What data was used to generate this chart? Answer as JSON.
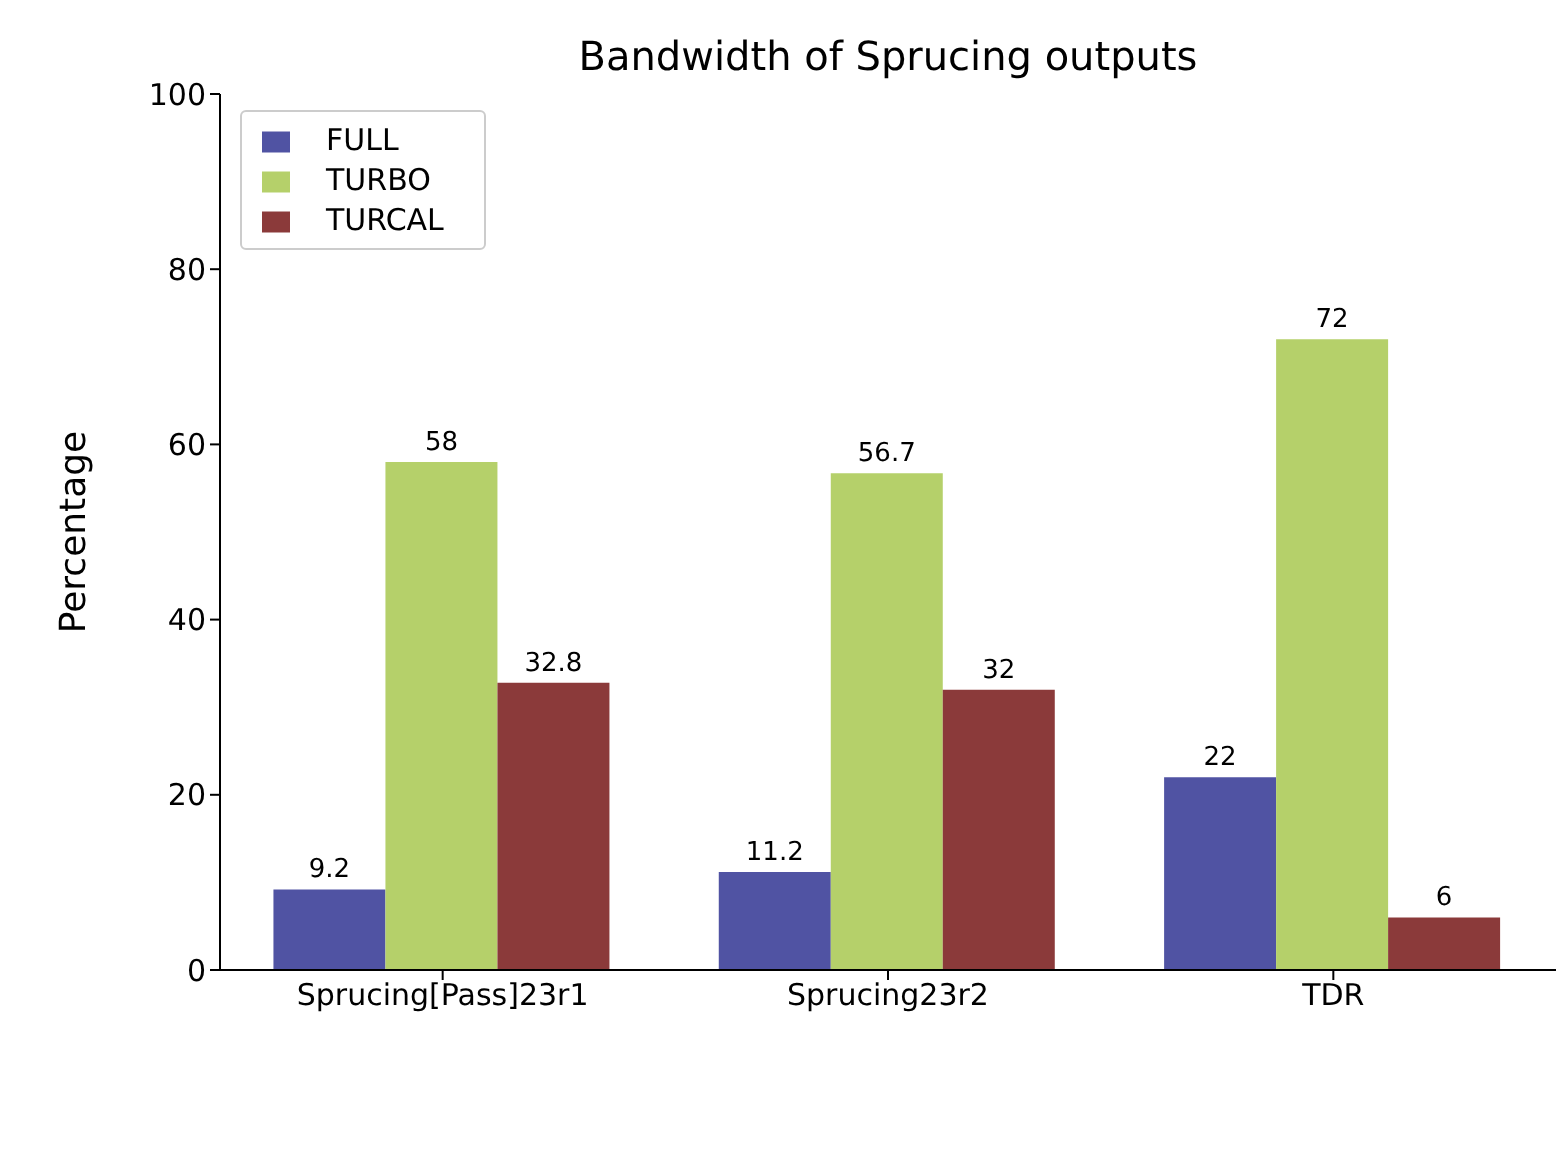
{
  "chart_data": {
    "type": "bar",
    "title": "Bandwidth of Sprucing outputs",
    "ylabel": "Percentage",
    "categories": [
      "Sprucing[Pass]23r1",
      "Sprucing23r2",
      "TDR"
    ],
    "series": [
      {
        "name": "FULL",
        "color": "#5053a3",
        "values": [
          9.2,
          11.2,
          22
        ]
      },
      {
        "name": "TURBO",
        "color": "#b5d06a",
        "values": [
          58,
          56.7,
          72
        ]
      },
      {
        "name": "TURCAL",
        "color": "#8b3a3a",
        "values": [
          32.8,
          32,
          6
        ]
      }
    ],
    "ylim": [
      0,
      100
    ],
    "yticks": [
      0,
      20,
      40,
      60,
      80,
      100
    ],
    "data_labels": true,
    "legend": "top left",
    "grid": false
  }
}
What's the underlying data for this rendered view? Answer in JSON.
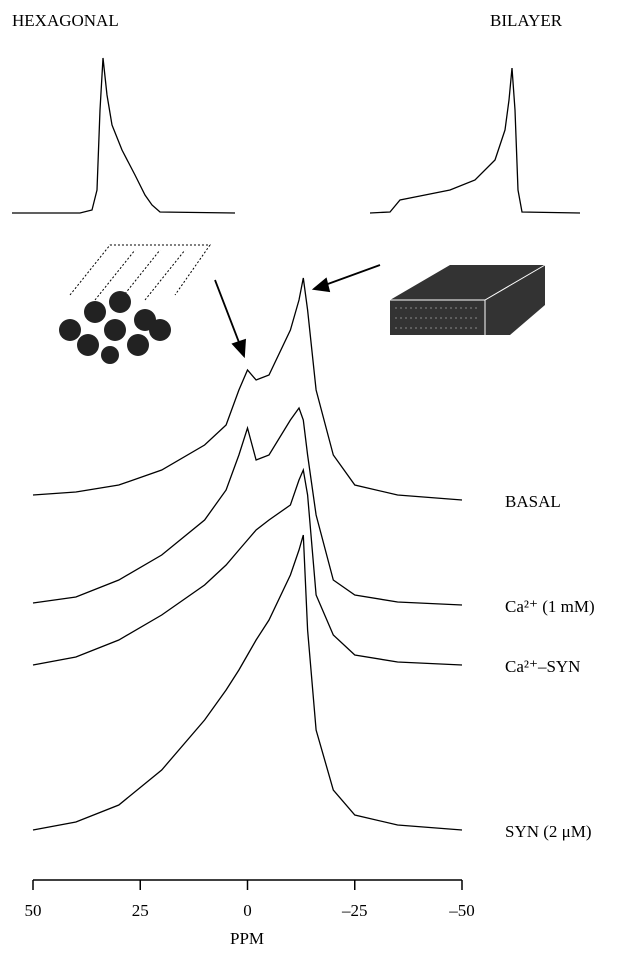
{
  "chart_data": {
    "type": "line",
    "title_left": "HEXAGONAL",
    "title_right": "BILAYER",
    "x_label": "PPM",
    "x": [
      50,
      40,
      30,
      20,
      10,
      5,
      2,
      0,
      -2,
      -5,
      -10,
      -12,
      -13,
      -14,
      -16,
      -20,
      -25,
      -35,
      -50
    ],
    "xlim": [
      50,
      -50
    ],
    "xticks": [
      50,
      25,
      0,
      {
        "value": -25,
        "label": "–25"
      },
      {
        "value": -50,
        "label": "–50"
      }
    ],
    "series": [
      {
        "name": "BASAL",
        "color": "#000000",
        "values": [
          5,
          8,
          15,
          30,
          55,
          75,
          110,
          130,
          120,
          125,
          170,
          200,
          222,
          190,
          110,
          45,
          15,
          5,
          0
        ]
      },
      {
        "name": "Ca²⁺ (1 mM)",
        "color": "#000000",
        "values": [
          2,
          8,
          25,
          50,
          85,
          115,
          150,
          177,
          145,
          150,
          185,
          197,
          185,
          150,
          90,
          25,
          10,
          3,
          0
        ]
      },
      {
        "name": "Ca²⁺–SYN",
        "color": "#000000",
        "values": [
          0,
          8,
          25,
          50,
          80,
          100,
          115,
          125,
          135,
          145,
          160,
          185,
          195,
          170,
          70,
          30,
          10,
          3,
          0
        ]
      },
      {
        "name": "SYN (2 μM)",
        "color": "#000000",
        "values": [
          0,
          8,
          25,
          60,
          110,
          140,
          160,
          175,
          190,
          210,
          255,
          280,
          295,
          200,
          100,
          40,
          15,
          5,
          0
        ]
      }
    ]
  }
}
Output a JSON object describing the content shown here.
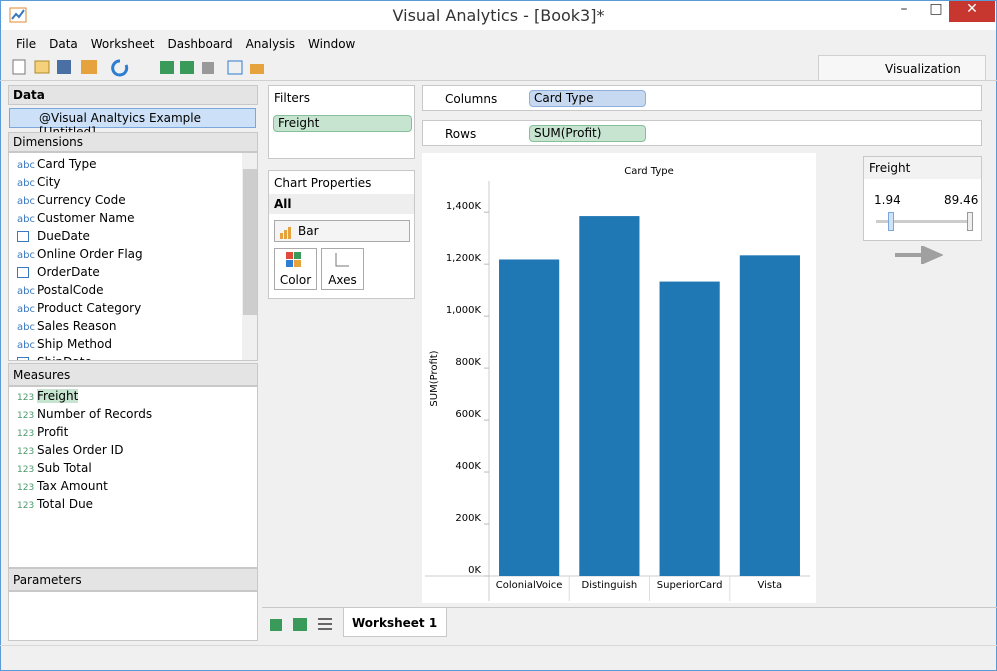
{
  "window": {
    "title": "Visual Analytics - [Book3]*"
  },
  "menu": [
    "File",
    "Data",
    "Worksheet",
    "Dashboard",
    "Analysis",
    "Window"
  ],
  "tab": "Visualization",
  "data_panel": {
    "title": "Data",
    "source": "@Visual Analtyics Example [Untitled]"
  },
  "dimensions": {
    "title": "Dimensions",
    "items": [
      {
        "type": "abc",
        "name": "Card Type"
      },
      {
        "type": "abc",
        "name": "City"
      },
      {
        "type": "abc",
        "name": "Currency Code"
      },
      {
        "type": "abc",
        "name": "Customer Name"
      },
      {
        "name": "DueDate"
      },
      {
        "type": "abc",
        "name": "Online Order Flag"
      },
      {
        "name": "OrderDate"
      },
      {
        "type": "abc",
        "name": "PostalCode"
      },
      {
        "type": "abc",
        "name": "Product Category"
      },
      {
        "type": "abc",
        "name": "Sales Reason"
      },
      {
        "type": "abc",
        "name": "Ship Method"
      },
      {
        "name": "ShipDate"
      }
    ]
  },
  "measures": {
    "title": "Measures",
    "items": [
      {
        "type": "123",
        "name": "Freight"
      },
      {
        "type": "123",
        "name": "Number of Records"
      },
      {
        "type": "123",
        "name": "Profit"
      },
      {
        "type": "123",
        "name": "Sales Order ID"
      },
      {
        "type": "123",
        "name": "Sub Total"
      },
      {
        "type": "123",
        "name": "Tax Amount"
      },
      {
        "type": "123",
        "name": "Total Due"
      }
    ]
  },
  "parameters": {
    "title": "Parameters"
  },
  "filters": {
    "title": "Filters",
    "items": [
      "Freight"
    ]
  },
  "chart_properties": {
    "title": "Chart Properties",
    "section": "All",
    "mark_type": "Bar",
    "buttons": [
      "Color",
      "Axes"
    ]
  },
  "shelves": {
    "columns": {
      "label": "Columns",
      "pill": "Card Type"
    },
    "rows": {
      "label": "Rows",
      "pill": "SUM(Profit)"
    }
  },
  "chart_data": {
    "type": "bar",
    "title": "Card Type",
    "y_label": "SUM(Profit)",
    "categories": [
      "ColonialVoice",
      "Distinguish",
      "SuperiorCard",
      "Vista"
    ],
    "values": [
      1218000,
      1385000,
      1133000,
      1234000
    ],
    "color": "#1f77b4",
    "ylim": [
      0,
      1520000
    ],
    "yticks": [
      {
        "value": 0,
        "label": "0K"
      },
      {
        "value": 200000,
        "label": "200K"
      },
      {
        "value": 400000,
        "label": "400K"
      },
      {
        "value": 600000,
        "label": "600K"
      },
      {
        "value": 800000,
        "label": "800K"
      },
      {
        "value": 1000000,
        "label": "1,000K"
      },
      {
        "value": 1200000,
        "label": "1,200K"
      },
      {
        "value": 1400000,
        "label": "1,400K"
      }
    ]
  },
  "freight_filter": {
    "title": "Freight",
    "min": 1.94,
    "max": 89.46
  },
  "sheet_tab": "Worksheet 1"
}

= = = =

Your objective:
Give the entries again word for word, but skip the pictures.

Answer to the task:
What data was used to generate this chart? Answer as JSON.
{
  "chart_data": {
    "type": "bar",
    "title": "Bandwidth of Sprucing outputs",
    "ylabel": "Percentage",
    "categories": [
      "Sprucing[Pass]23r1",
      "Sprucing23r2",
      "TDR"
    ],
    "series": [
      {
        "name": "FULL",
        "color": "#5053a3",
        "values": [
          9.2,
          11.2,
          22
        ]
      },
      {
        "name": "TURBO",
        "color": "#b5d06a",
        "values": [
          58,
          56.7,
          72
        ]
      },
      {
        "name": "TURCAL",
        "color": "#8b3a3a",
        "values": [
          32.8,
          32,
          6
        ]
      }
    ],
    "ylim": [
      0,
      100
    ],
    "yticks": [
      0,
      20,
      40,
      60,
      80,
      100
    ],
    "data_labels": true,
    "legend": "top left",
    "grid": false
  }
}
What's the underlying data for this rendered view? Answer in JSON.
{
  "chart_data": {
    "type": "line",
    "title_left": "HEXAGONAL",
    "title_right": "BILAYER",
    "x_label": "PPM",
    "x": [
      50,
      40,
      30,
      20,
      10,
      5,
      2,
      0,
      -2,
      -5,
      -10,
      -12,
      -13,
      -14,
      -16,
      -20,
      -25,
      -35,
      -50
    ],
    "xlim": [
      50,
      -50
    ],
    "xticks": [
      50,
      25,
      0,
      {
        "value": -25,
        "label": "–25"
      },
      {
        "value": -50,
        "label": "–50"
      }
    ],
    "series": [
      {
        "name": "BASAL",
        "color": "#000000",
        "values": [
          5,
          8,
          15,
          30,
          55,
          75,
          110,
          130,
          120,
          125,
          170,
          200,
          222,
          190,
          110,
          45,
          15,
          5,
          0
        ]
      },
      {
        "name": "Ca²⁺ (1 mM)",
        "color": "#000000",
        "values": [
          2,
          8,
          25,
          50,
          85,
          115,
          150,
          177,
          145,
          150,
          185,
          197,
          185,
          150,
          90,
          25,
          10,
          3,
          0
        ]
      },
      {
        "name": "Ca²⁺–SYN",
        "color": "#000000",
        "values": [
          0,
          8,
          25,
          50,
          80,
          100,
          115,
          125,
          135,
          145,
          160,
          185,
          195,
          170,
          70,
          30,
          10,
          3,
          0
        ]
      },
      {
        "name": "SYN (2 μM)",
        "color": "#000000",
        "values": [
          0,
          8,
          25,
          60,
          110,
          140,
          160,
          175,
          190,
          210,
          255,
          280,
          295,
          200,
          100,
          40,
          15,
          5,
          0
        ]
      }
    ]
  }
}
Output a JSON object describing the content shown here.
{
  "window": {
    "title": "Visual Analytics - [Book3]*"
  },
  "menu": [
    "File",
    "Data",
    "Worksheet",
    "Dashboard",
    "Analysis",
    "Window"
  ],
  "tab": "Visualization",
  "data_panel": {
    "title": "Data",
    "source": "@Visual Analtyics Example [Untitled]"
  },
  "dimensions": {
    "title": "Dimensions",
    "items": [
      {
        "type": "abc",
        "name": "Card Type"
      },
      {
        "type": "abc",
        "name": "City"
      },
      {
        "type": "abc",
        "name": "Currency Code"
      },
      {
        "type": "abc",
        "name": "Customer Name"
      },
      {
        "name": "DueDate"
      },
      {
        "type": "abc",
        "name": "Online Order Flag"
      },
      {
        "name": "OrderDate"
      },
      {
        "type": "abc",
        "name": "PostalCode"
      },
      {
        "type": "abc",
        "name": "Product Category"
      },
      {
        "type": "abc",
        "name": "Sales Reason"
      },
      {
        "type": "abc",
        "name": "Ship Method"
      },
      {
        "name": "ShipDate"
      }
    ]
  },
  "measures": {
    "title": "Measures",
    "items": [
      {
        "type": "123",
        "name": "Freight"
      },
      {
        "type": "123",
        "name": "Number of Records"
      },
      {
        "type": "123",
        "name": "Profit"
      },
      {
        "type": "123",
        "name": "Sales Order ID"
      },
      {
        "type": "123",
        "name": "Sub Total"
      },
      {
        "type": "123",
        "name": "Tax Amount"
      },
      {
        "type": "123",
        "name": "Total Due"
      }
    ]
  },
  "parameters": {
    "title": "Parameters"
  },
  "filters": {
    "title": "Filters",
    "items": [
      "Freight"
    ]
  },
  "chart_properties": {
    "title": "Chart Properties",
    "section": "All",
    "mark_type": "Bar",
    "buttons": [
      "Color",
      "Axes"
    ]
  },
  "shelves": {
    "columns": {
      "label": "Columns",
      "pill": "Card Type"
    },
    "rows": {
      "label": "Rows",
      "pill": "SUM(Profit)"
    }
  },
  "chart_data": {
    "type": "bar",
    "title": "Card Type",
    "y_label": "SUM(Profit)",
    "categories": [
      "ColonialVoice",
      "Distinguish",
      "SuperiorCard",
      "Vista"
    ],
    "values": [
      1218000,
      1385000,
      1133000,
      1234000
    ],
    "color": "#1f77b4",
    "ylim": [
      0,
      1520000
    ],
    "yticks": [
      {
        "value": 0,
        "label": "0K"
      },
      {
        "value": 200000,
        "label": "200K"
      },
      {
        "value": 400000,
        "label": "400K"
      },
      {
        "value": 600000,
        "label": "600K"
      },
      {
        "value": 800000,
        "label": "800K"
      },
      {
        "value": 1000000,
        "label": "1,000K"
      },
      {
        "value": 1200000,
        "label": "1,200K"
      },
      {
        "value": 1400000,
        "label": "1,400K"
      }
    ]
  },
  "freight_filter": {
    "title": "Freight",
    "min": 1.94,
    "max": 89.46
  },
  "sheet_tab": "Worksheet 1"
}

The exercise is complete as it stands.